:: Records for this task

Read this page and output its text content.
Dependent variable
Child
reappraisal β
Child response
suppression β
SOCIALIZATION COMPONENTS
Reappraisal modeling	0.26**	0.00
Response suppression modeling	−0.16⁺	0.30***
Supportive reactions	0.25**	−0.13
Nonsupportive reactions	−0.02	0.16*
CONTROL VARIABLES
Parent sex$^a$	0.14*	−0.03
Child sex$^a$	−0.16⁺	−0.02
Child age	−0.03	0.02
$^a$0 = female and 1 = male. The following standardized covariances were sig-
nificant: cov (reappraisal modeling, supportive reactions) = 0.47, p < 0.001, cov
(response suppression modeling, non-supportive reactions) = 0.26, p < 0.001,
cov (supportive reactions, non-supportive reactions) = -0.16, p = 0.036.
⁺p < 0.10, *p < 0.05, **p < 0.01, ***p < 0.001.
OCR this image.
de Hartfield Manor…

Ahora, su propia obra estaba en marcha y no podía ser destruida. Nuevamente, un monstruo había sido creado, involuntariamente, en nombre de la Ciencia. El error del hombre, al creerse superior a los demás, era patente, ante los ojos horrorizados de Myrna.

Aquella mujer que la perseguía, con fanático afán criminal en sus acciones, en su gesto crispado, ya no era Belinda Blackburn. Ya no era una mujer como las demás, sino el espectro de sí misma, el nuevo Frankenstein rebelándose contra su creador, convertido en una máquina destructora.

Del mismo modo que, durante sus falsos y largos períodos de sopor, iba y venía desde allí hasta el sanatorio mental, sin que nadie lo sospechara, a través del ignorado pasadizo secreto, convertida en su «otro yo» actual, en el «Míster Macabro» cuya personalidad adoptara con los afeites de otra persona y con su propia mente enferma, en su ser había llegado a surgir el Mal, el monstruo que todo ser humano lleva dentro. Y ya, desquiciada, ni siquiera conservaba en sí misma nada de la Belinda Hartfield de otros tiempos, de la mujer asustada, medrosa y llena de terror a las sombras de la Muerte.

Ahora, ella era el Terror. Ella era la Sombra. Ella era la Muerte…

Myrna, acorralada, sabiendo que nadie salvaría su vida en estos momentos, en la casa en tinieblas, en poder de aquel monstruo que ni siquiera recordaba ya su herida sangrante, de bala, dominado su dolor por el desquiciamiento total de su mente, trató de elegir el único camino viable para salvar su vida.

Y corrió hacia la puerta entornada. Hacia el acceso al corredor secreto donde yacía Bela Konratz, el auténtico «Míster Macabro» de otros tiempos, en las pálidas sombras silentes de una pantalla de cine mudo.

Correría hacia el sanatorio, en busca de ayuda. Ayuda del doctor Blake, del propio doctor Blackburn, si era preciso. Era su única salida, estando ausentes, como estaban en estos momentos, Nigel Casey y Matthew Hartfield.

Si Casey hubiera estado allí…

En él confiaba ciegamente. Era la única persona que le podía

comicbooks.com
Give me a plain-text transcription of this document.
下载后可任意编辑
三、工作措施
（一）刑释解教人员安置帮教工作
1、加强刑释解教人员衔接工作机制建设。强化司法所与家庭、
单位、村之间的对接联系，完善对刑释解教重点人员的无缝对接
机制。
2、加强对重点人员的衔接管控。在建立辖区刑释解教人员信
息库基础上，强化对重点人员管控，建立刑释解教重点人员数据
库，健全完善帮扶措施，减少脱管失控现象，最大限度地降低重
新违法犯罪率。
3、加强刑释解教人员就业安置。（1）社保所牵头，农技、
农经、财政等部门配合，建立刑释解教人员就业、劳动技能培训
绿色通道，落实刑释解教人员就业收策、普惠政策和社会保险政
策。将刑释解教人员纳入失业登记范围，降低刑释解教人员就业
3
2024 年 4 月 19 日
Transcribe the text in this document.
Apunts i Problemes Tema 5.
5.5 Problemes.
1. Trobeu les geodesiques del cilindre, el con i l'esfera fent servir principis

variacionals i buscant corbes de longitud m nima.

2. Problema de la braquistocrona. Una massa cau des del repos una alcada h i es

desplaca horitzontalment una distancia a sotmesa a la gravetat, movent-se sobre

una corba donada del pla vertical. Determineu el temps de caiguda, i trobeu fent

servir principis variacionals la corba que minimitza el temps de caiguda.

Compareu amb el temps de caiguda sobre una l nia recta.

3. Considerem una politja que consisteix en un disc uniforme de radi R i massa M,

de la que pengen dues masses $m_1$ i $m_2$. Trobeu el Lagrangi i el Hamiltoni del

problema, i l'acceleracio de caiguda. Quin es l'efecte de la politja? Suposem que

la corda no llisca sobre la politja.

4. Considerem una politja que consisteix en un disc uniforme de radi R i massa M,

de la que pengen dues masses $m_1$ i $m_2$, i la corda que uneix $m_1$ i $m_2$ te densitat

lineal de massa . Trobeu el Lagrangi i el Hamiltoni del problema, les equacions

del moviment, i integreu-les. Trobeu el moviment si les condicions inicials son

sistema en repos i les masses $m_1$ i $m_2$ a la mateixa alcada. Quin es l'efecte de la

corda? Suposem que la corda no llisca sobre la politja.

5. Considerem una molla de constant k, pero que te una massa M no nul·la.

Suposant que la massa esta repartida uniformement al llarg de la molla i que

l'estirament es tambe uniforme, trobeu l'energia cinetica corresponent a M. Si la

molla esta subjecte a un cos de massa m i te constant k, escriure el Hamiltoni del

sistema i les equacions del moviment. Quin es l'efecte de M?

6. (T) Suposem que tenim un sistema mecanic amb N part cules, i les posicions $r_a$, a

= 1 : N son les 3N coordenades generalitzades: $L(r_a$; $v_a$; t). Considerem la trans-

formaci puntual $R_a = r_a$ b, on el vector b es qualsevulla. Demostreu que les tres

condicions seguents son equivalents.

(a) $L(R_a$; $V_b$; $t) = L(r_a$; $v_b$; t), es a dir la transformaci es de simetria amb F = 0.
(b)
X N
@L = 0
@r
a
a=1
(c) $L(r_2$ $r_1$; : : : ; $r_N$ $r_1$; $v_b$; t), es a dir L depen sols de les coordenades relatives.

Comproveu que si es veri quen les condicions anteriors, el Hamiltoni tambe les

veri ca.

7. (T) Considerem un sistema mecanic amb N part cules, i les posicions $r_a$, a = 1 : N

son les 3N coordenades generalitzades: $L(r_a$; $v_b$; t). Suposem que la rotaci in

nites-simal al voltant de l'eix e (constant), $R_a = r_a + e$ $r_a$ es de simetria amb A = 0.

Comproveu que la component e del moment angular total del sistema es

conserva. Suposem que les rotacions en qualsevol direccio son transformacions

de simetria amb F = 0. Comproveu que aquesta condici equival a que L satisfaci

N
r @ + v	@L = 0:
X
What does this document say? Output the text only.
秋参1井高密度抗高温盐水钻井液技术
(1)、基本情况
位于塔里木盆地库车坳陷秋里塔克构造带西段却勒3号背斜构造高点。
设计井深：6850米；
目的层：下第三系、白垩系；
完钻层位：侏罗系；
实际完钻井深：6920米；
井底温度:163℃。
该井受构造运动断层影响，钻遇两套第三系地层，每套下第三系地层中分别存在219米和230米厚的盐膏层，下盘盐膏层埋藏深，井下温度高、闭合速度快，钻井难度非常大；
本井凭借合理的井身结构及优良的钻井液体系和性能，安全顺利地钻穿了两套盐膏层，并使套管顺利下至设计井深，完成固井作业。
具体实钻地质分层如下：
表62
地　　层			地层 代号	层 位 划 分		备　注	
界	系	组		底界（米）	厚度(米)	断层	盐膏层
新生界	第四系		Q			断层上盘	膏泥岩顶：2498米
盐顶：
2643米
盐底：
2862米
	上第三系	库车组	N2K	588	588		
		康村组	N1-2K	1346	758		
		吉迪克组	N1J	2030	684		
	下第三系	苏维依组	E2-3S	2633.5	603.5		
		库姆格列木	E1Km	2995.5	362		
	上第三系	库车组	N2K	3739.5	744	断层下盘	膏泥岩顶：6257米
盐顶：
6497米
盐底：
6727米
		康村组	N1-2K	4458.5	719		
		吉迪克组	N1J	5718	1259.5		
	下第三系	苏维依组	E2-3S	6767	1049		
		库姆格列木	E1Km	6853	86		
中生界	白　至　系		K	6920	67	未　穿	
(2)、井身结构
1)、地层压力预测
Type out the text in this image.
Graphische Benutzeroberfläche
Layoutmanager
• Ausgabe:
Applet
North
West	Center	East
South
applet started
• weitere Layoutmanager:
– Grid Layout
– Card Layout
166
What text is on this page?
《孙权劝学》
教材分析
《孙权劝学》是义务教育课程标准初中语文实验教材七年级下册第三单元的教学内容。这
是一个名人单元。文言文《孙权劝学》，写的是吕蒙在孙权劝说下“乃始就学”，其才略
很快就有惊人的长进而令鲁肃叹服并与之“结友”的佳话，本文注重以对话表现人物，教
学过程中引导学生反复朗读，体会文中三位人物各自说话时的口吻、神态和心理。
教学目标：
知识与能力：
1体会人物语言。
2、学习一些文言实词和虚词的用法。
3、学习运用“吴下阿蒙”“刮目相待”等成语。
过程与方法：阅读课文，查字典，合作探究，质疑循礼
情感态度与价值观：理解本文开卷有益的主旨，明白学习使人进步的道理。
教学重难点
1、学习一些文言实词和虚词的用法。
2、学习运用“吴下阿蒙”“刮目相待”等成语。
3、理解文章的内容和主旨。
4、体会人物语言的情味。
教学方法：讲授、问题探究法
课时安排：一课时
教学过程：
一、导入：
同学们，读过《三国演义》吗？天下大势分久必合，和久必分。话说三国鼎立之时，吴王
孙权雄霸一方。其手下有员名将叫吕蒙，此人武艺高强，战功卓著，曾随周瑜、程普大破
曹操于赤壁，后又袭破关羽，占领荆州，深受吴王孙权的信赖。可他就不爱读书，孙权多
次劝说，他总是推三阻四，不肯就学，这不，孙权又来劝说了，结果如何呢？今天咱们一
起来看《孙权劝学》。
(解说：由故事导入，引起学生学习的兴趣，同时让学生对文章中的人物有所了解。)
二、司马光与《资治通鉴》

::::

Exercise task
Determine how many lines include the string "alcada". Give no answer but the number.

Exercise answer
2